- DESCRIPTION OF THE TASK -
Turn the records from the line with "What elements are" to the line with "datamg-logo: DATAMG Centro", both included, into a Markdown table with the columns No. and Line, giving each line a running number and leaving out blank lines.

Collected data
☆ ☆ ☆ ☆ ☆ ☆ ☆

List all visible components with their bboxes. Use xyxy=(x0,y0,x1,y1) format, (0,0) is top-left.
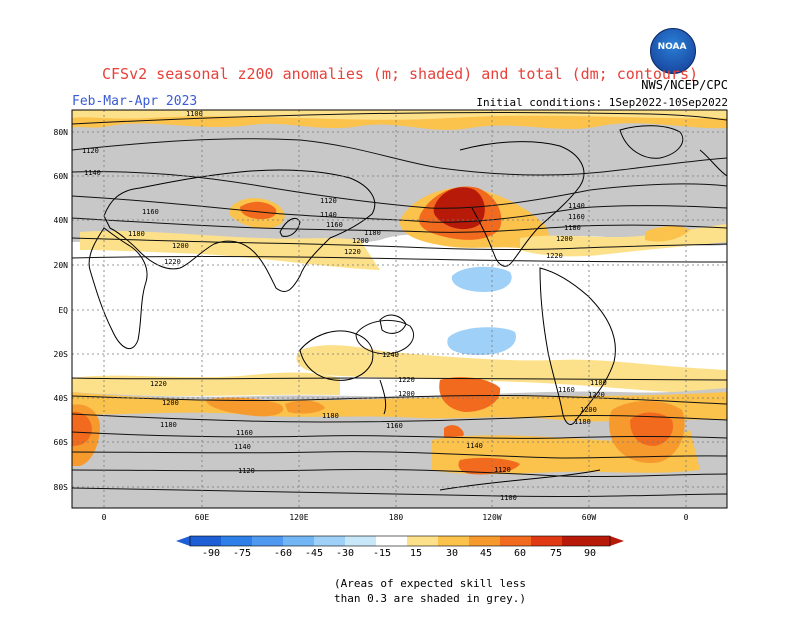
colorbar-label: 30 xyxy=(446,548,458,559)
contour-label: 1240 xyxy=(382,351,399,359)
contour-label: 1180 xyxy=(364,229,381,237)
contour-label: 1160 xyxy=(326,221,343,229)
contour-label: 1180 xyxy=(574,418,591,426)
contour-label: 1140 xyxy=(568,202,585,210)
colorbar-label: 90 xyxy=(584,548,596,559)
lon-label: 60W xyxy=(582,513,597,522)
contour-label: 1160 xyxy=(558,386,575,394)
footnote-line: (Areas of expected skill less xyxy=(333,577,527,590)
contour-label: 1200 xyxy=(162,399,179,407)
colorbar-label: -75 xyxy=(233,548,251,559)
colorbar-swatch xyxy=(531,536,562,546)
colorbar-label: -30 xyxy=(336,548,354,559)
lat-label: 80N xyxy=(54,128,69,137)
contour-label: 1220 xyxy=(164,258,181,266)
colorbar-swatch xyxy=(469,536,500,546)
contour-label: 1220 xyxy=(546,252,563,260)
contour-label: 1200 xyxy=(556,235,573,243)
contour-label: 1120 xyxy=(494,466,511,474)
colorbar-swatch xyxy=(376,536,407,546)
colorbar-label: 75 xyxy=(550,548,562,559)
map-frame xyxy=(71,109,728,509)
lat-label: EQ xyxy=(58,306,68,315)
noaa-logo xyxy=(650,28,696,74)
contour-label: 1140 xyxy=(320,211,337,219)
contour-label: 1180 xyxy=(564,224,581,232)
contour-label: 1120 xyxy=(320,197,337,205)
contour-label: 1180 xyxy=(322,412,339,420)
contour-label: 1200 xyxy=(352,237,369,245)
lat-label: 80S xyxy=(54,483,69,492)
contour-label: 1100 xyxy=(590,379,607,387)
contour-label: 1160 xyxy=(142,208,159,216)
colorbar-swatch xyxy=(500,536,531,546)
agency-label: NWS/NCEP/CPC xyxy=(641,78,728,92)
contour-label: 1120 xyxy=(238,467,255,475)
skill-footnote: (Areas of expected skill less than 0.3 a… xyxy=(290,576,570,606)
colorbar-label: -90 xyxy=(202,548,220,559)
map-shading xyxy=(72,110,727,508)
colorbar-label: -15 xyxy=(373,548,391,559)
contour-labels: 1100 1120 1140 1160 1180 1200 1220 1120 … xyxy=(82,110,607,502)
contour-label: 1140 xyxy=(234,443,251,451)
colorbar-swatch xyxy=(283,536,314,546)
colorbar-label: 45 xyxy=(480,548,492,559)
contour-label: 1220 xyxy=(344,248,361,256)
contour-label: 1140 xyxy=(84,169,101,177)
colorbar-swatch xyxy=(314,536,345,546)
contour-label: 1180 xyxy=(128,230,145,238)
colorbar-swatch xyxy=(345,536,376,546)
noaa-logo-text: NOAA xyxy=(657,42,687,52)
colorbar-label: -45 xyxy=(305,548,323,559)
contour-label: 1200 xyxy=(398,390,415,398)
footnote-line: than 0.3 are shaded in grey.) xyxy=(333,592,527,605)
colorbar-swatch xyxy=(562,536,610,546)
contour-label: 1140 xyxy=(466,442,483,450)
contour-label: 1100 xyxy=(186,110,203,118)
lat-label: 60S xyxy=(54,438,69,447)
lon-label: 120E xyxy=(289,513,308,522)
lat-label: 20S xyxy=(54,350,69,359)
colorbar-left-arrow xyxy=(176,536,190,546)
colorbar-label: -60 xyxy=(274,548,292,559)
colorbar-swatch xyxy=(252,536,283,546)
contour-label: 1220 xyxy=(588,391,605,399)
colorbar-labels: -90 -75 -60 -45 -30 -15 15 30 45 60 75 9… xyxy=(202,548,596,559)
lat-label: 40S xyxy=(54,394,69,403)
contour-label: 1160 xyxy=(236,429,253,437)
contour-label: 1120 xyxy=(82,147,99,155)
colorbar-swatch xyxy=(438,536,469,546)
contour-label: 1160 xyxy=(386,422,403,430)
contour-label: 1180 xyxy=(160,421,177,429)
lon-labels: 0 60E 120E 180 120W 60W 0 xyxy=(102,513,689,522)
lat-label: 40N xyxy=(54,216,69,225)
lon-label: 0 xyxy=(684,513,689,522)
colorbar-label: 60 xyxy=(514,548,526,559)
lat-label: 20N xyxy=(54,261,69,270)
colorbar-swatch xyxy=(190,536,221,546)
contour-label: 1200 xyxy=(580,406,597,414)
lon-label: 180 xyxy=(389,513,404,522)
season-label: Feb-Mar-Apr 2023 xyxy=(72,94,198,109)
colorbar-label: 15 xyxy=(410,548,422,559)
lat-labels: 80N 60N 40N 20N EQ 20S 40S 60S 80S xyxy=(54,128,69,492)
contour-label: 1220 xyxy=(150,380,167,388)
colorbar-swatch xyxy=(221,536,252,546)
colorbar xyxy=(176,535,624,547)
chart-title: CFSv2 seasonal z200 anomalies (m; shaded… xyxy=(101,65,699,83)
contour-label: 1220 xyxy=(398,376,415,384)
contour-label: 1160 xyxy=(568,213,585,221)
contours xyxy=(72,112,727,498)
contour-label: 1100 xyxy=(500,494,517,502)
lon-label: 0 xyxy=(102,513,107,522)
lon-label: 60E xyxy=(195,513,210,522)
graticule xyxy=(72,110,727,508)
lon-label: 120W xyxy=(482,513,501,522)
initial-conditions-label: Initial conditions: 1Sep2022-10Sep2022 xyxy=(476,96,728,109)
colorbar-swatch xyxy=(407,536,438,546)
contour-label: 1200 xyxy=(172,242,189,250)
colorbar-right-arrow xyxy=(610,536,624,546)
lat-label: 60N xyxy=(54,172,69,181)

☆ ☆ ☆ ☆ ☆ ☆ ☆

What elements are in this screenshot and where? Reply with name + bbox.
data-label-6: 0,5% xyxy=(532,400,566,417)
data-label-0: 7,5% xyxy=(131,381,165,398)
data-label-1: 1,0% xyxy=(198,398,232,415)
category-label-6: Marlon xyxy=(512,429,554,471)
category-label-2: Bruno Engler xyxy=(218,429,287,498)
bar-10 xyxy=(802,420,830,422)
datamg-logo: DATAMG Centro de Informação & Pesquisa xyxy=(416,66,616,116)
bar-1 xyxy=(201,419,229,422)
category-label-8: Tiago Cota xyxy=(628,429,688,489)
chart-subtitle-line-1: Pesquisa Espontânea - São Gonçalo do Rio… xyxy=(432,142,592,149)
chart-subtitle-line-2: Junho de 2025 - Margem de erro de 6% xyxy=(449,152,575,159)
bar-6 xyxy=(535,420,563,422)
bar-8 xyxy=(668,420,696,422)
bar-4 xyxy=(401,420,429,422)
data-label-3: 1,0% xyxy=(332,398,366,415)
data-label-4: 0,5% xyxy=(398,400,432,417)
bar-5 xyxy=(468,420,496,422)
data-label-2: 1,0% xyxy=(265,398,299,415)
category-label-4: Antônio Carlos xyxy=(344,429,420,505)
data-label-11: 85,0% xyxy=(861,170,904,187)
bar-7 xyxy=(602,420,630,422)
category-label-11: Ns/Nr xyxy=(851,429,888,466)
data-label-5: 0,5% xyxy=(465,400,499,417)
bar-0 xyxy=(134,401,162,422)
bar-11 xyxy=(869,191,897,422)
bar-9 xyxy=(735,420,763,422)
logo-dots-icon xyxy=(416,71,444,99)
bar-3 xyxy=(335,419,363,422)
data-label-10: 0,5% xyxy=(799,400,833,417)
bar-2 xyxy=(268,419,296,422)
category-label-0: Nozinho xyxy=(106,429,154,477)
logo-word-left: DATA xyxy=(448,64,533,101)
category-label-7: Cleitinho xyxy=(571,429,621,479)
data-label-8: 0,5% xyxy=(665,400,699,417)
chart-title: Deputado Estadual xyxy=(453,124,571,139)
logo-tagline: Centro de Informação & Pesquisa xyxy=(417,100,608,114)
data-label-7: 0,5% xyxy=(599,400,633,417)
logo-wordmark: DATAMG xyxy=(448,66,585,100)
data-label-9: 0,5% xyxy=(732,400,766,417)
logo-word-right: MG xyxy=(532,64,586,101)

☆ ☆ ☆ ☆ ☆ ☆ ☆

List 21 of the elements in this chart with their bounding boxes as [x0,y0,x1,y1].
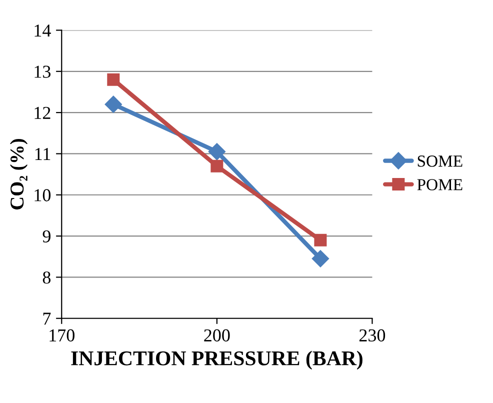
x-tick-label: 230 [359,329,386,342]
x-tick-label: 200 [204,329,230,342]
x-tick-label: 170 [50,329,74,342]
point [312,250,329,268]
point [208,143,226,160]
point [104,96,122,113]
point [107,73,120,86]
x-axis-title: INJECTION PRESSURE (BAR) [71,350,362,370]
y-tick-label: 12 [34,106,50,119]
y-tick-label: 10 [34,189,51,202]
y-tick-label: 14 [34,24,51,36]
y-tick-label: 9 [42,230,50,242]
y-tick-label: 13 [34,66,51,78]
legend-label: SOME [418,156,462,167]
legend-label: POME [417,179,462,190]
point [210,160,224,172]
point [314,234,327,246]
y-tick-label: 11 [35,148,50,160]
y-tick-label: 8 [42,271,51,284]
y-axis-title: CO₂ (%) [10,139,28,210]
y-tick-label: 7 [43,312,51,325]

☆ ☆ ☆ ☆ ☆ ☆ ☆

- COMPLETE OUTPUT -
| No. | Line |
|---|---|
| 1 | What elements are in this screenshot and where? Reply with name + bbox. |
| 2 | data-label-6: 0,5% xyxy=(532,400,566,417) |
| 3 | data-label-0: 7,5% xyxy=(131,381,165,398) |
| 4 | data-label-1: 1,0% xyxy=(198,398,232,415) |
| 5 | category-label-6: Marlon xyxy=(512,429,554,471) |
| 6 | category-label-2: Bruno Engler xyxy=(218,429,287,498) |
| 7 | bar-10 xyxy=(802,420,830,422) |
| 8 | datamg-logo: DATAMG Centro de Informação & Pesquisa xyxy=(416,66,616,116) |